DATA FOR THE TASK =
--------------------------------

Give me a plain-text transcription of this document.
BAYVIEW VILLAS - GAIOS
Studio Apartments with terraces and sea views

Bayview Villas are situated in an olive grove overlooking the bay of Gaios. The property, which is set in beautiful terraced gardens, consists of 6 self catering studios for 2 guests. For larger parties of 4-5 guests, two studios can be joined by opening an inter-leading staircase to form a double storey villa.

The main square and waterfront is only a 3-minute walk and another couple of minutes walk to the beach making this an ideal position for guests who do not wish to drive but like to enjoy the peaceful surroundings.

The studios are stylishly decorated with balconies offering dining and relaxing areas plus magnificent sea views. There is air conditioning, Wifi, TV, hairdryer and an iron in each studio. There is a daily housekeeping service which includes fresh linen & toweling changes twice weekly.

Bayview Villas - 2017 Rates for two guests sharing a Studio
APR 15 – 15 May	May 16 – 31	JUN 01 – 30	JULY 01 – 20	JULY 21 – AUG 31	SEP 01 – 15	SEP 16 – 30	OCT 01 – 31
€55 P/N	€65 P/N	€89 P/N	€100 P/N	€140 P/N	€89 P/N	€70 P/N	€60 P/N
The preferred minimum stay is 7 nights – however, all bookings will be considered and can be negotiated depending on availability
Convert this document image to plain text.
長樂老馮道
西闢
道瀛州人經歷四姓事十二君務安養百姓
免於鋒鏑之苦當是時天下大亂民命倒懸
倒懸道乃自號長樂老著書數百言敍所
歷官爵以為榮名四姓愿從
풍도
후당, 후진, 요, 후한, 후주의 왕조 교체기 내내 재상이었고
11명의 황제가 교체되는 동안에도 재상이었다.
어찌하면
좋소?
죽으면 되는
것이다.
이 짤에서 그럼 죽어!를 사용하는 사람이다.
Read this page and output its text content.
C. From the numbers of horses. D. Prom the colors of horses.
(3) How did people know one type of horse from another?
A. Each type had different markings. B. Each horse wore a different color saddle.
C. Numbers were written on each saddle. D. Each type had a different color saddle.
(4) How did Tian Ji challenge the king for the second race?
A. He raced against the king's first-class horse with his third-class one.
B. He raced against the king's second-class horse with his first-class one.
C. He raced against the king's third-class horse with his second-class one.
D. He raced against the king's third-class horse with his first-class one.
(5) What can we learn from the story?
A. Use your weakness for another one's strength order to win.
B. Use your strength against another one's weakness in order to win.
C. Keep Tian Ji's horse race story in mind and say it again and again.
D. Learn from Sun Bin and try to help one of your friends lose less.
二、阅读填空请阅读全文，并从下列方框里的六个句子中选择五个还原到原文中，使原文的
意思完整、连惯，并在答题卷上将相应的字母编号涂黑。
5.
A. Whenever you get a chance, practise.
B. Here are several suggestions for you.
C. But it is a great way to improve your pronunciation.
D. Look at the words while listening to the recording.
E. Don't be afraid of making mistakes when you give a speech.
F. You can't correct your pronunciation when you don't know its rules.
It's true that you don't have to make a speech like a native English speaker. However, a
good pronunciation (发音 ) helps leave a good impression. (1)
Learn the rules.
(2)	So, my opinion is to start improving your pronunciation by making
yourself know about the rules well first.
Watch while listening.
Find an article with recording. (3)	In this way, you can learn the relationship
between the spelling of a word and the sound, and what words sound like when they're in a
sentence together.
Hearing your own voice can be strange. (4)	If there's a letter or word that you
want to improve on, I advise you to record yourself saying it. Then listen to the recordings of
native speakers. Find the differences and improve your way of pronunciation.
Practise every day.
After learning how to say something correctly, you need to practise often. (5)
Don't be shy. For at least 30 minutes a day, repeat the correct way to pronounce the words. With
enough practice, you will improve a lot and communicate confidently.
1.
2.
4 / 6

--------------------------------

THE REQUEST = In this exercise, repeat all entries exactly.

COMPLETE ANSWER =
Give me a plain-text transcription of this document.
BAYVIEW VILLAS - GAIOS
Studio Apartments with terraces and sea views

Bayview Villas are situated in an olive grove overlooking the bay of Gaios. The property, which is set in beautiful terraced gardens, consists of 6 self catering studios for 2 guests. For larger parties of 4-5 guests, two studios can be joined by opening an inter-leading staircase to form a double storey villa.

The main square and waterfront is only a 3-minute walk and another couple of minutes walk to the beach making this an ideal position for guests who do not wish to drive but like to enjoy the peaceful surroundings.

The studios are stylishly decorated with balconies offering dining and relaxing areas plus magnificent sea views. There is air conditioning, Wifi, TV, hairdryer and an iron in each studio. There is a daily housekeeping service which includes fresh linen & toweling changes twice weekly.

Bayview Villas - 2017 Rates for two guests sharing a Studio
APR 15 – 15 May	May 16 – 31	JUN 01 – 30	JULY 01 – 20	JULY 21 – AUG 31	SEP 01 – 15	SEP 16 – 30	OCT 01 – 31
€55 P/N	€65 P/N	€89 P/N	€100 P/N	€140 P/N	€89 P/N	€70 P/N	€60 P/N
The preferred minimum stay is 7 nights – however, all bookings will be considered and can be negotiated depending on availability
Convert this document image to plain text.
長樂老馮道
西闢
道瀛州人經歷四姓事十二君務安養百姓
免於鋒鏑之苦當是時天下大亂民命倒懸
倒懸道乃自號長樂老著書數百言敍所
歷官爵以為榮名四姓愿從
풍도
후당, 후진, 요, 후한, 후주의 왕조 교체기 내내 재상이었고
11명의 황제가 교체되는 동안에도 재상이었다.
어찌하면
좋소?
죽으면 되는
것이다.
이 짤에서 그럼 죽어!를 사용하는 사람이다.
Read this page and output its text content.
C. From the numbers of horses. D. Prom the colors of horses.
(3) How did people know one type of horse from another?
A. Each type had different markings. B. Each horse wore a different color saddle.
C. Numbers were written on each saddle. D. Each type had a different color saddle.
(4) How did Tian Ji challenge the king for the second race?
A. He raced against the king's first-class horse with his third-class one.
B. He raced against the king's second-class horse with his first-class one.
C. He raced against the king's third-class horse with his second-class one.
D. He raced against the king's third-class horse with his first-class one.
(5) What can we learn from the story?
A. Use your weakness for another one's strength order to win.
B. Use your strength against another one's weakness in order to win.
C. Keep Tian Ji's horse race story in mind and say it again and again.
D. Learn from Sun Bin and try to help one of your friends lose less.
二、阅读填空请阅读全文，并从下列方框里的六个句子中选择五个还原到原文中，使原文的
意思完整、连惯，并在答题卷上将相应的字母编号涂黑。
5.
A. Whenever you get a chance, practise.
B. Here are several suggestions for you.
C. But it is a great way to improve your pronunciation.
D. Look at the words while listening to the recording.
E. Don't be afraid of making mistakes when you give a speech.
F. You can't correct your pronunciation when you don't know its rules.
It's true that you don't have to make a speech like a native English speaker. However, a
good pronunciation (发音 ) helps leave a good impression. (1)
Learn the rules.
(2)	So, my opinion is to start improving your pronunciation by making
yourself know about the rules well first.
Watch while listening.
Find an article with recording. (3)	In this way, you can learn the relationship
between the spelling of a word and the sound, and what words sound like when they're in a
sentence together.
Hearing your own voice can be strange. (4)	If there's a letter or word that you
want to improve on, I advise you to record yourself saying it. Then listen to the recordings of
native speakers. Find the differences and improve your way of pronunciation.
Practise every day.
After learning how to say something correctly, you need to practise often. (5)
Don't be shy. For at least 30 minutes a day, repeat the correct way to pronounce the words. With
enough practice, you will improve a lot and communicate confidently.
1.
2.
4 / 6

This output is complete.